• [Exercise details] Retype the records below exactly as they appear.

(Rows from a figure dataset)
__________

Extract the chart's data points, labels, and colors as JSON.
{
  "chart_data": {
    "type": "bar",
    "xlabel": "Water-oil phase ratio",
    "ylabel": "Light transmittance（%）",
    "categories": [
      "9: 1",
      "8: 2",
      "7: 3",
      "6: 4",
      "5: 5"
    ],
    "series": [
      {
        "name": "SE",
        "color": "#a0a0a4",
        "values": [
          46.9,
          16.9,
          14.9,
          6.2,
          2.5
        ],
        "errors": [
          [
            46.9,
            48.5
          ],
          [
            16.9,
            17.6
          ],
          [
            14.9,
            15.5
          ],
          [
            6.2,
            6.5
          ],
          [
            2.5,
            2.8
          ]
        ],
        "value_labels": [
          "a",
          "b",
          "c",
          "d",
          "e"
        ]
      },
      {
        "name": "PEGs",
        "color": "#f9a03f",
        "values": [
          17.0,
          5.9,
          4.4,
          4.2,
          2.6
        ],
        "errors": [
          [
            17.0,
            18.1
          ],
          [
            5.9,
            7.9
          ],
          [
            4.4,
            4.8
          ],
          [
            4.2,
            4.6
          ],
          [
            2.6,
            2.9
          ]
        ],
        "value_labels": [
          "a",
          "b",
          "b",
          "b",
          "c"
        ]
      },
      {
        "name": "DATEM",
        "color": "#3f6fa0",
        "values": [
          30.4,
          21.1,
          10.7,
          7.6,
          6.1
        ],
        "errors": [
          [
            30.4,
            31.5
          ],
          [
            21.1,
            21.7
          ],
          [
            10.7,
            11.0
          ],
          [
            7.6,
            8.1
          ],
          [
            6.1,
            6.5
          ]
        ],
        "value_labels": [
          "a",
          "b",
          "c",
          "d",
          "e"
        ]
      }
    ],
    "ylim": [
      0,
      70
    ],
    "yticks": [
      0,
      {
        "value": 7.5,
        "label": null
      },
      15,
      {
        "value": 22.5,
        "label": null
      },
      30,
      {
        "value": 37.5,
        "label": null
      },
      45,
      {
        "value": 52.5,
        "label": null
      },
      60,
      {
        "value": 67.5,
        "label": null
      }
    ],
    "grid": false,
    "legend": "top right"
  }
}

__________

• [Finished exercise]
Extract the chart's data points, labels, and colors as JSON.
{
  "chart_data": {
    "type": "bar",
    "xlabel": "Water-oil phase ratio",
    "ylabel": "Light transmittance（%）",
    "categories": [
      "9: 1",
      "8: 2",
      "7: 3",
      "6: 4",
      "5: 5"
    ],
    "series": [
      {
        "name": "SE",
        "color": "#a0a0a4",
        "values": [
          46.9,
          16.9,
          14.9,
          6.2,
          2.5
        ],
        "errors": [
          [
            46.9,
            48.5
          ],
          [
            16.9,
            17.6
          ],
          [
            14.9,
            15.5
          ],
          [
            6.2,
            6.5
          ],
          [
            2.5,
            2.8
          ]
        ],
        "value_labels": [
          "a",
          "b",
          "c",
          "d",
          "e"
        ]
      },
      {
        "name": "PEGs",
        "color": "#f9a03f",
        "values": [
          17.0,
          5.9,
          4.4,
          4.2,
          2.6
        ],
        "errors": [
          [
            17.0,
            18.1
          ],
          [
            5.9,
            7.9
          ],
          [
            4.4,
            4.8
          ],
          [
            4.2,
            4.6
          ],
          [
            2.6,
            2.9
          ]
        ],
        "value_labels": [
          "a",
          "b",
          "b",
          "b",
          "c"
        ]
      },
      {
        "name": "DATEM",
        "color": "#3f6fa0",
        "values": [
          30.4,
          21.1,
          10.7,
          7.6,
          6.1
        ],
        "errors": [
          [
            30.4,
            31.5
          ],
          [
            21.1,
            21.7
          ],
          [
            10.7,
            11.0
          ],
          [
            7.6,
            8.1
          ],
          [
            6.1,
            6.5
          ]
        ],
        "value_labels": [
          "a",
          "b",
          "c",
          "d",
          "e"
        ]
      }
    ],
    "ylim": [
      0,
      70
    ],
    "yticks": [
      0,
      {
        "value": 7.5,
        "label": null
      },
      15,
      {
        "value": 22.5,
        "label": null
      },
      30,
      {
        "value": 37.5,
        "label": null
      },
      45,
      {
        "value": 52.5,
        "label": null
      },
      60,
      {
        "value": 67.5,
        "label": null
      }
    ],
    "grid": false,
    "legend": "top right"
  }
}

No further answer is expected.